§ Requirement: Scan the lines below; pull out those with "this".

Recorded data
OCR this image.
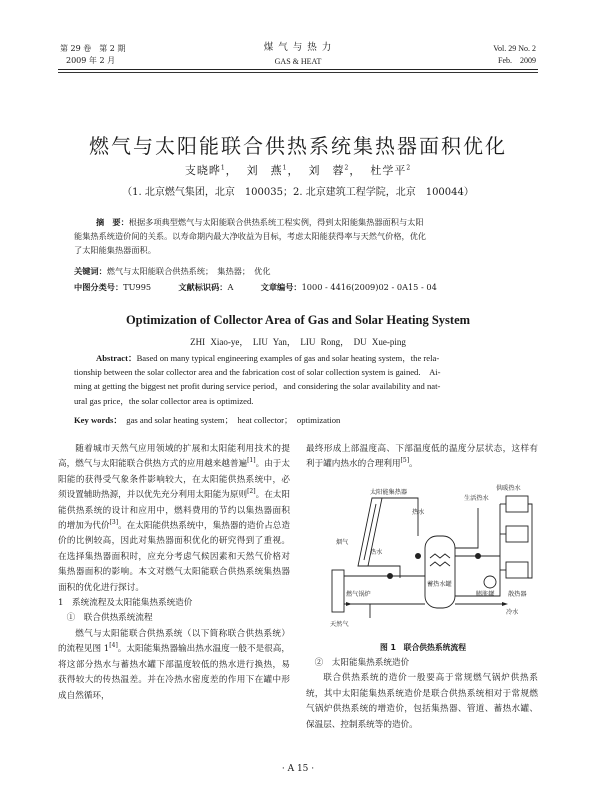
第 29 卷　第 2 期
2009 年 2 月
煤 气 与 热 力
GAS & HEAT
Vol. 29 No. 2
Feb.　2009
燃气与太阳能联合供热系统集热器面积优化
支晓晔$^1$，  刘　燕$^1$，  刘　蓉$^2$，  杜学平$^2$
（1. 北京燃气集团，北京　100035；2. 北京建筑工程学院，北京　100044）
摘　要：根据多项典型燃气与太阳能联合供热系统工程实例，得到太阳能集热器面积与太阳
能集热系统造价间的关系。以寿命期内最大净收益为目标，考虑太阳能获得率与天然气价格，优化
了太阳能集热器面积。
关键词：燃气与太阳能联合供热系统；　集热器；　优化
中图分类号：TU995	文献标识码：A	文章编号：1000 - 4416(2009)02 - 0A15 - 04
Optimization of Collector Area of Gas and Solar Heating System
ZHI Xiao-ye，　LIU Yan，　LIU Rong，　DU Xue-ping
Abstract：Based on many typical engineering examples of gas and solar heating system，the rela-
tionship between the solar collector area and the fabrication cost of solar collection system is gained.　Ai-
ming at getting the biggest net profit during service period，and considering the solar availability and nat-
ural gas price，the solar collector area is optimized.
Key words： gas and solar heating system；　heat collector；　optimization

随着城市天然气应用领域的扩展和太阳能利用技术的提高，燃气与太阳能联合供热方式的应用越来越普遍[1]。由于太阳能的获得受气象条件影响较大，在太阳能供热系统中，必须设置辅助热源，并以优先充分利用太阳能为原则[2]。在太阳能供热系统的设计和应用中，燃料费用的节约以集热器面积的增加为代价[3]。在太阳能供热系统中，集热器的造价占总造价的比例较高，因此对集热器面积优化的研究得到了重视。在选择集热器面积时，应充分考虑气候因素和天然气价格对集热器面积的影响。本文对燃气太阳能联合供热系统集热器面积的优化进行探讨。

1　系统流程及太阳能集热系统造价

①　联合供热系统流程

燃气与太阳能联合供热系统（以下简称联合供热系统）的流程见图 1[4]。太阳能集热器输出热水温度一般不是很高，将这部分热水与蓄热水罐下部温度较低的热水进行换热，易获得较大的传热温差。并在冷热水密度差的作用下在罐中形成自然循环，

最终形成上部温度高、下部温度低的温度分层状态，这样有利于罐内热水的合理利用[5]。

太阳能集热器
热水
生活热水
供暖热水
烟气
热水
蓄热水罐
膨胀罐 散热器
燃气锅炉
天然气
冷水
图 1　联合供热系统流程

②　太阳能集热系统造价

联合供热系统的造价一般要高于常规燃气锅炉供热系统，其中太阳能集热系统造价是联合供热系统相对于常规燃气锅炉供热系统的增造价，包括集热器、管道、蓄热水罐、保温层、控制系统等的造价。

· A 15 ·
...
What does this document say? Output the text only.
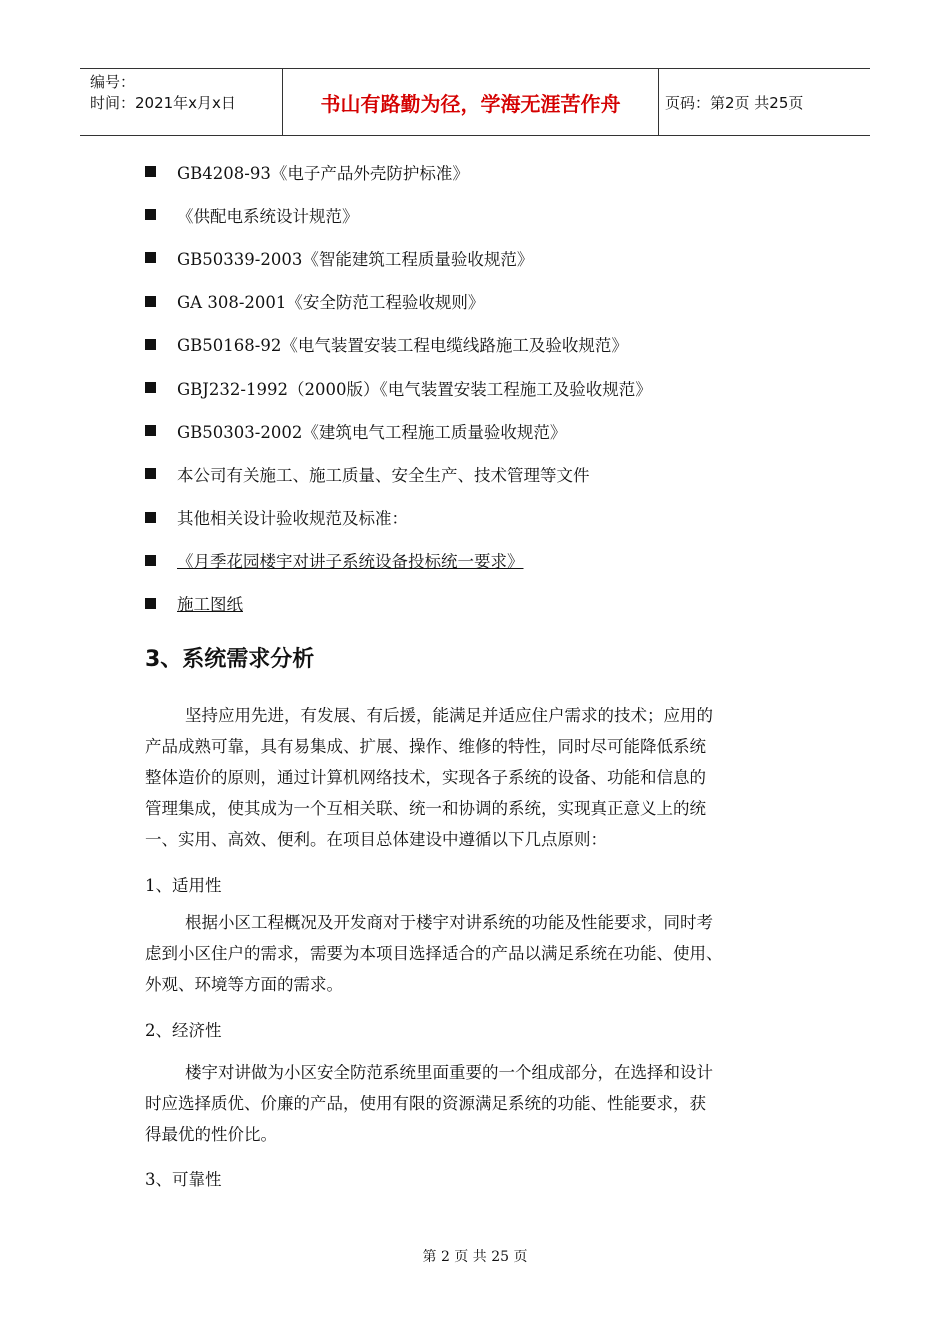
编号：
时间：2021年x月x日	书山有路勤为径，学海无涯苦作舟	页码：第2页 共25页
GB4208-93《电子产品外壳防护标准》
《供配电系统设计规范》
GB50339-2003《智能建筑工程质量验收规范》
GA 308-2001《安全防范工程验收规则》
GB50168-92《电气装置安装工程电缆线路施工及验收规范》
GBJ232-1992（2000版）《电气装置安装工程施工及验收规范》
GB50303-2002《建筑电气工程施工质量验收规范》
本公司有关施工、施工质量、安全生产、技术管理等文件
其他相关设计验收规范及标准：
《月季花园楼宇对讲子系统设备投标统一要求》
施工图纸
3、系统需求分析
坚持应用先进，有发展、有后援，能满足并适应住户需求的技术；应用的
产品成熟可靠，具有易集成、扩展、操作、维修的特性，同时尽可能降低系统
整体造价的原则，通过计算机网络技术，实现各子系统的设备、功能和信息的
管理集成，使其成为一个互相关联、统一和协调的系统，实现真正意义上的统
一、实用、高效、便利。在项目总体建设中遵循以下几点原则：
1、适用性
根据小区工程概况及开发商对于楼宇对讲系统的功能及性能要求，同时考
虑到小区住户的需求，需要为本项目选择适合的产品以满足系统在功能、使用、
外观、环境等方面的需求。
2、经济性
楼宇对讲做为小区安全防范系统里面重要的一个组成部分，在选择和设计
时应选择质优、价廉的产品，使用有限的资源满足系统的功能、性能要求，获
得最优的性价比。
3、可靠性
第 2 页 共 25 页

§ Complete answer:
OCR this image.
What does this document say? Output the text only.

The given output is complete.